* _YOUR INSTRUCTIONS_:
Select, from the data, each line where "series" occurs.

>> START DATA SHOWN

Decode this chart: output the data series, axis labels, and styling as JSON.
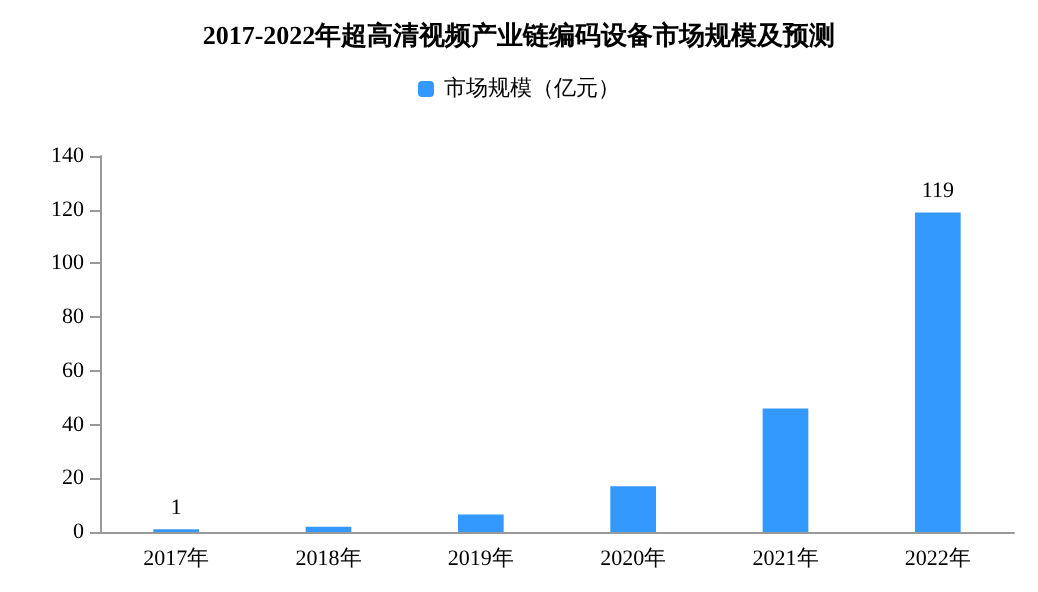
{
  "chart_data": {
    "type": "bar",
    "title": "2017-2022年超高清视频产业链编码设备市场规模及预测",
    "categories": [
      "2017年",
      "2018年",
      "2019年",
      "2020年",
      "2021年",
      "2022年"
    ],
    "series": [
      {
        "name": "市场规模（亿元）",
        "color": "#3399ff",
        "values": [
          1,
          2,
          6.5,
          17,
          46,
          119
        ],
        "value_labels": [
          "1",
          null,
          null,
          null,
          null,
          "119"
        ]
      }
    ],
    "ylim": [
      0,
      140
    ],
    "yticks": [
      0,
      20,
      40,
      60,
      80,
      100,
      120,
      140
    ],
    "grid": false,
    "legend": "top"
  }
}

>> END DATA SHOWN

* _COMPLETE ANSWER_:
Decode this chart: output the data series, axis labels, and styling as JSON.
    "series": [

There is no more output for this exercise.